SHORT EXERCISE: Restate each of the lines given below, word for word.

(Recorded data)
>> Start
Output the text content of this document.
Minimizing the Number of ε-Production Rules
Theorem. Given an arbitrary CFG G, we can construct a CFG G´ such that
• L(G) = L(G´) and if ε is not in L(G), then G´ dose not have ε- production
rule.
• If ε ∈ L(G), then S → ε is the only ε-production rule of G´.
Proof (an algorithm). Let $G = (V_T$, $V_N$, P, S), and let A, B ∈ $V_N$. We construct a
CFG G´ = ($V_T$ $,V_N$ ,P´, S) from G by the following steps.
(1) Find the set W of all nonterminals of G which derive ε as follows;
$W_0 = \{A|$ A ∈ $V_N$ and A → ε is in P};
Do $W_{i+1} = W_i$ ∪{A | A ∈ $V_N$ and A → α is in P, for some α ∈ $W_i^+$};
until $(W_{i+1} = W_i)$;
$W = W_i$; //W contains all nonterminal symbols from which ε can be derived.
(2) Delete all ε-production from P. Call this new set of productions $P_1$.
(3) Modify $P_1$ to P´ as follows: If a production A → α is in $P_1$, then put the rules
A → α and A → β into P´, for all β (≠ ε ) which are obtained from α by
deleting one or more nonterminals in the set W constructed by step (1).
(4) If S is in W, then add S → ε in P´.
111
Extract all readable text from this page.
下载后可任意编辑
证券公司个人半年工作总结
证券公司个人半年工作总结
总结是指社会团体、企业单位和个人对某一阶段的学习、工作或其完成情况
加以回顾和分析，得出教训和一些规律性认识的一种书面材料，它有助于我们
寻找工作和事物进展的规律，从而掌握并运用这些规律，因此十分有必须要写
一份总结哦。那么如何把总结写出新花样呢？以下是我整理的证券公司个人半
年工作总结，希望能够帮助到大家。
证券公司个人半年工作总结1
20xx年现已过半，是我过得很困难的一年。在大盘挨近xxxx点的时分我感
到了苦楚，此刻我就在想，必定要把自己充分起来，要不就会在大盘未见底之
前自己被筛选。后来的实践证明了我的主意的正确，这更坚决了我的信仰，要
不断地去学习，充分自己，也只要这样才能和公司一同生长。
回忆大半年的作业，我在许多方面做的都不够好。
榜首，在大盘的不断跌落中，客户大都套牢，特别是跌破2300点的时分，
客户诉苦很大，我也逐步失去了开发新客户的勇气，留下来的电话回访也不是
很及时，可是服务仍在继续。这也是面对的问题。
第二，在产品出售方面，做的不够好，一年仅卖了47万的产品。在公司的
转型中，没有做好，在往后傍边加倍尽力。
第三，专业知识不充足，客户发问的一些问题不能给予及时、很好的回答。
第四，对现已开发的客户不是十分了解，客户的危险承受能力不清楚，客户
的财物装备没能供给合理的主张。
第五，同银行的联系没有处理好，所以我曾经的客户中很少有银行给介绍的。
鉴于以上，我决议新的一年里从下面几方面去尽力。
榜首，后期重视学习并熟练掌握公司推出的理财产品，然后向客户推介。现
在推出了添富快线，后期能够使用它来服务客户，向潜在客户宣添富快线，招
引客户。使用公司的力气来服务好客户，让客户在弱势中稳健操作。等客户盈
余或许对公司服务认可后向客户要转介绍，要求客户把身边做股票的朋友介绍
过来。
>> End
IN RESPONSE:
Output the text content of this document.
Minimizing the Number of ε-Production Rules
Theorem. Given an arbitrary CFG G, we can construct a CFG G´ such that
• L(G) = L(G´) and if ε is not in L(G), then G´ dose not have ε- production
rule.
• If ε ∈ L(G), then S → ε is the only ε-production rule of G´.
Proof (an algorithm). Let $G = (V_T$, $V_N$, P, S), and let A, B ∈ $V_N$. We construct a
CFG G´ = ($V_T$ $,V_N$ ,P´, S) from G by the following steps.
(1) Find the set W of all nonterminals of G which derive ε as follows;
$W_0 = \{A|$ A ∈ $V_N$ and A → ε is in P};
Do $W_{i+1} = W_i$ ∪{A | A ∈ $V_N$ and A → α is in P, for some α ∈ $W_i^+$};
until $(W_{i+1} = W_i)$;
$W = W_i$; //W contains all nonterminal symbols from which ε can be derived.
(2) Delete all ε-production from P. Call this new set of productions $P_1$.
(3) Modify $P_1$ to P´ as follows: If a production A → α is in $P_1$, then put the rules
A → α and A → β into P´, for all β (≠ ε ) which are obtained from α by
deleting one or more nonterminals in the set W constructed by step (1).
(4) If S is in W, then add S → ε in P´.
111
Extract all readable text from this page.
下载后可任意编辑
证券公司个人半年工作总结
证券公司个人半年工作总结
总结是指社会团体、企业单位和个人对某一阶段的学习、工作或其完成情况
加以回顾和分析，得出教训和一些规律性认识的一种书面材料，它有助于我们
寻找工作和事物进展的规律，从而掌握并运用这些规律，因此十分有必须要写
一份总结哦。那么如何把总结写出新花样呢？以下是我整理的证券公司个人半
年工作总结，希望能够帮助到大家。
证券公司个人半年工作总结1
20xx年现已过半，是我过得很困难的一年。在大盘挨近xxxx点的时分我感
到了苦楚，此刻我就在想，必定要把自己充分起来，要不就会在大盘未见底之
前自己被筛选。后来的实践证明了我的主意的正确，这更坚决了我的信仰，要
不断地去学习，充分自己，也只要这样才能和公司一同生长。
回忆大半年的作业，我在许多方面做的都不够好。
榜首，在大盘的不断跌落中，客户大都套牢，特别是跌破2300点的时分，
客户诉苦很大，我也逐步失去了开发新客户的勇气，留下来的电话回访也不是
很及时，可是服务仍在继续。这也是面对的问题。
第二，在产品出售方面，做的不够好，一年仅卖了47万的产品。在公司的
转型中，没有做好，在往后傍边加倍尽力。
第三，专业知识不充足，客户发问的一些问题不能给予及时、很好的回答。
第四，对现已开发的客户不是十分了解，客户的危险承受能力不清楚，客户
的财物装备没能供给合理的主张。
第五，同银行的联系没有处理好，所以我曾经的客户中很少有银行给介绍的。
鉴于以上，我决议新的一年里从下面几方面去尽力。
榜首，后期重视学习并熟练掌握公司推出的理财产品，然后向客户推介。现
在推出了添富快线，后期能够使用它来服务客户，向潜在客户宣添富快线，招
引客户。使用公司的力气来服务好客户，让客户在弱势中稳健操作。等客户盈
余或许对公司服务认可后向客户要转介绍，要求客户把身边做股票的朋友介绍
过来。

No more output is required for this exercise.